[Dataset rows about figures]
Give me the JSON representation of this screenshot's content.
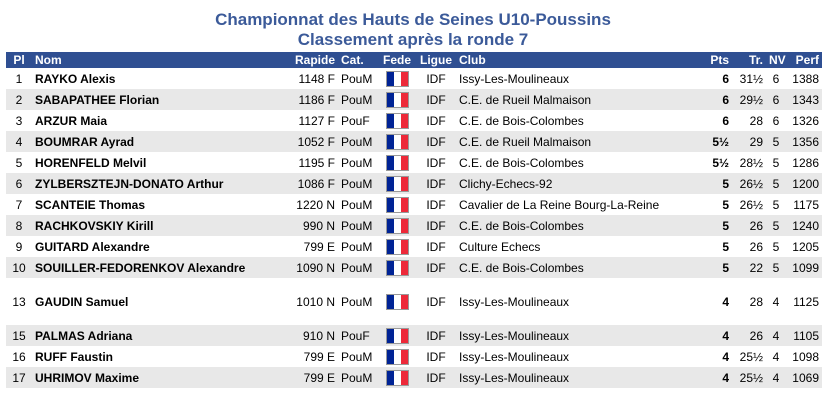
{
  "header": {
    "title": "Championnat des Hauts de Seines U10-Poussins",
    "subtitle": "Classement après la ronde 7"
  },
  "columns": {
    "pl": "Pl",
    "nom": "Nom",
    "rapide": "Rapide",
    "cat": "Cat.",
    "fede": "Fede",
    "ligue": "Ligue",
    "club": "Club",
    "pts": "Pts",
    "tr": "Tr.",
    "nv": "NV",
    "perf": "Perf"
  },
  "flag": {
    "icon": "france-flag-icon",
    "colors": [
      "#002395",
      "#ffffff",
      "#ed2939"
    ]
  },
  "rows": [
    {
      "pl": "1",
      "nom": "RAYKO Alexis",
      "rapide": "1148 F",
      "cat": "PouM",
      "ligue": "IDF",
      "club": "Issy-Les-Moulineaux",
      "pts": "6",
      "tr": "31½",
      "nv": "6",
      "perf": "1388"
    },
    {
      "pl": "2",
      "nom": "SABAPATHEE Florian",
      "rapide": "1186 F",
      "cat": "PouM",
      "ligue": "IDF",
      "club": "C.E. de Rueil Malmaison",
      "pts": "6",
      "tr": "29½",
      "nv": "6",
      "perf": "1343"
    },
    {
      "pl": "3",
      "nom": "ARZUR Maia",
      "rapide": "1127 F",
      "cat": "PouF",
      "ligue": "IDF",
      "club": "C.E. de Bois-Colombes",
      "pts": "6",
      "tr": "28",
      "nv": "6",
      "perf": "1326"
    },
    {
      "pl": "4",
      "nom": "BOUMRAR Ayrad",
      "rapide": "1052 F",
      "cat": "PouM",
      "ligue": "IDF",
      "club": "C.E. de Rueil Malmaison",
      "pts": "5½",
      "tr": "29",
      "nv": "5",
      "perf": "1356"
    },
    {
      "pl": "5",
      "nom": "HORENFELD Melvil",
      "rapide": "1195 F",
      "cat": "PouM",
      "ligue": "IDF",
      "club": "C.E. de Bois-Colombes",
      "pts": "5½",
      "tr": "28½",
      "nv": "5",
      "perf": "1286"
    },
    {
      "pl": "6",
      "nom": "ZYLBERSZTEJN-DONATO Arthur",
      "rapide": "1086 F",
      "cat": "PouM",
      "ligue": "IDF",
      "club": "Clichy-Echecs-92",
      "pts": "5",
      "tr": "26½",
      "nv": "5",
      "perf": "1200"
    },
    {
      "pl": "7",
      "nom": "SCANTEIE Thomas",
      "rapide": "1220 N",
      "cat": "PouM",
      "ligue": "IDF",
      "club": "Cavalier de La Reine Bourg-La-Reine",
      "pts": "5",
      "tr": "26½",
      "nv": "5",
      "perf": "1175"
    },
    {
      "pl": "8",
      "nom": "RACHKOVSKIY Kirill",
      "rapide": "990 N",
      "cat": "PouM",
      "ligue": "IDF",
      "club": "C.E. de Bois-Colombes",
      "pts": "5",
      "tr": "26",
      "nv": "5",
      "perf": "1240"
    },
    {
      "pl": "9",
      "nom": "GUITARD Alexandre",
      "rapide": "799 E",
      "cat": "PouM",
      "ligue": "IDF",
      "club": "Culture Echecs",
      "pts": "5",
      "tr": "26",
      "nv": "5",
      "perf": "1205"
    },
    {
      "pl": "10",
      "nom": "SOUILLER-FEDORENKOV Alexandre",
      "rapide": "1090 N",
      "cat": "PouM",
      "ligue": "IDF",
      "club": "C.E. de Bois-Colombes",
      "pts": "5",
      "tr": "22",
      "nv": "5",
      "perf": "1099"
    },
    {
      "gap": true
    },
    {
      "pl": "13",
      "nom": "GAUDIN Samuel",
      "rapide": "1010 N",
      "cat": "PouM",
      "ligue": "IDF",
      "club": "Issy-Les-Moulineaux",
      "pts": "4",
      "tr": "28",
      "nv": "4",
      "perf": "1125"
    },
    {
      "gap": true
    },
    {
      "pl": "15",
      "nom": "PALMAS Adriana",
      "rapide": "910 N",
      "cat": "PouF",
      "ligue": "IDF",
      "club": "Issy-Les-Moulineaux",
      "pts": "4",
      "tr": "26",
      "nv": "4",
      "perf": "1105"
    },
    {
      "pl": "16",
      "nom": "RUFF Faustin",
      "rapide": "799 E",
      "cat": "PouM",
      "ligue": "IDF",
      "club": "Issy-Les-Moulineaux",
      "pts": "4",
      "tr": "25½",
      "nv": "4",
      "perf": "1098"
    },
    {
      "pl": "17",
      "nom": "UHRIMOV Maxime",
      "rapide": "799 E",
      "cat": "PouM",
      "ligue": "IDF",
      "club": "Issy-Les-Moulineaux",
      "pts": "4",
      "tr": "25½",
      "nv": "4",
      "perf": "1069"
    }
  ]
}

**Set task:** Your task is to transcribe all of the records precisely, with no images included.

**Full output:**
Give me the JSON representation of this screenshot's content.
{
  "header": {
    "title": "Championnat des Hauts de Seines U10-Poussins",
    "subtitle": "Classement après la ronde 7"
  },
  "columns": {
    "pl": "Pl",
    "nom": "Nom",
    "rapide": "Rapide",
    "cat": "Cat.",
    "fede": "Fede",
    "ligue": "Ligue",
    "club": "Club",
    "pts": "Pts",
    "tr": "Tr.",
    "nv": "NV",
    "perf": "Perf"
  },
  "flag": {
    "icon": "france-flag-icon",
    "colors": [
      "#002395",
      "#ffffff",
      "#ed2939"
    ]
  },
  "rows": [
    {
      "pl": "1",
      "nom": "RAYKO Alexis",
      "rapide": "1148 F",
      "cat": "PouM",
      "ligue": "IDF",
      "club": "Issy-Les-Moulineaux",
      "pts": "6",
      "tr": "31½",
      "nv": "6",
      "perf": "1388"
    },
    {
      "pl": "2",
      "nom": "SABAPATHEE Florian",
      "rapide": "1186 F",
      "cat": "PouM",
      "ligue": "IDF",
      "club": "C.E. de Rueil Malmaison",
      "pts": "6",
      "tr": "29½",
      "nv": "6",
      "perf": "1343"
    },
    {
      "pl": "3",
      "nom": "ARZUR Maia",
      "rapide": "1127 F",
      "cat": "PouF",
      "ligue": "IDF",
      "club": "C.E. de Bois-Colombes",
      "pts": "6",
      "tr": "28",
      "nv": "6",
      "perf": "1326"
    },
    {
      "pl": "4",
      "nom": "BOUMRAR Ayrad",
      "rapide": "1052 F",
      "cat": "PouM",
      "ligue": "IDF",
      "club": "C.E. de Rueil Malmaison",
      "pts": "5½",
      "tr": "29",
      "nv": "5",
      "perf": "1356"
    },
    {
      "pl": "5",
      "nom": "HORENFELD Melvil",
      "rapide": "1195 F",
      "cat": "PouM",
      "ligue": "IDF",
      "club": "C.E. de Bois-Colombes",
      "pts": "5½",
      "tr": "28½",
      "nv": "5",
      "perf": "1286"
    },
    {
      "pl": "6",
      "nom": "ZYLBERSZTEJN-DONATO Arthur",
      "rapide": "1086 F",
      "cat": "PouM",
      "ligue": "IDF",
      "club": "Clichy-Echecs-92",
      "pts": "5",
      "tr": "26½",
      "nv": "5",
      "perf": "1200"
    },
    {
      "pl": "7",
      "nom": "SCANTEIE Thomas",
      "rapide": "1220 N",
      "cat": "PouM",
      "ligue": "IDF",
      "club": "Cavalier de La Reine Bourg-La-Reine",
      "pts": "5",
      "tr": "26½",
      "nv": "5",
      "perf": "1175"
    },
    {
      "pl": "8",
      "nom": "RACHKOVSKIY Kirill",
      "rapide": "990 N",
      "cat": "PouM",
      "ligue": "IDF",
      "club": "C.E. de Bois-Colombes",
      "pts": "5",
      "tr": "26",
      "nv": "5",
      "perf": "1240"
    },
    {
      "pl": "9",
      "nom": "GUITARD Alexandre",
      "rapide": "799 E",
      "cat": "PouM",
      "ligue": "IDF",
      "club": "Culture Echecs",
      "pts": "5",
      "tr": "26",
      "nv": "5",
      "perf": "1205"
    },
    {
      "pl": "10",
      "nom": "SOUILLER-FEDORENKOV Alexandre",
      "rapide": "1090 N",
      "cat": "PouM",
      "ligue": "IDF",
      "club": "C.E. de Bois-Colombes",
      "pts": "5",
      "tr": "22",
      "nv": "5",
      "perf": "1099"
    },
    {
      "gap": true
    },
    {
      "pl": "13",
      "nom": "GAUDIN Samuel",
      "rapide": "1010 N",
      "cat": "PouM",
      "ligue": "IDF",
      "club": "Issy-Les-Moulineaux",
      "pts": "4",
      "tr": "28",
      "nv": "4",
      "perf": "1125"
    },
    {
      "gap": true
    },
    {
      "pl": "15",
      "nom": "PALMAS Adriana",
      "rapide": "910 N",
      "cat": "PouF",
      "ligue": "IDF",
      "club": "Issy-Les-Moulineaux",
      "pts": "4",
      "tr": "26",
      "nv": "4",
      "perf": "1105"
    },
    {
      "pl": "16",
      "nom": "RUFF Faustin",
      "rapide": "799 E",
      "cat": "PouM",
      "ligue": "IDF",
      "club": "Issy-Les-Moulineaux",
      "pts": "4",
      "tr": "25½",
      "nv": "4",
      "perf": "1098"
    },
    {
      "pl": "17",
      "nom": "UHRIMOV Maxime",
      "rapide": "799 E",
      "cat": "PouM",
      "ligue": "IDF",
      "club": "Issy-Les-Moulineaux",
      "pts": "4",
      "tr": "25½",
      "nv": "4",
      "perf": "1069"
    }
  ]
}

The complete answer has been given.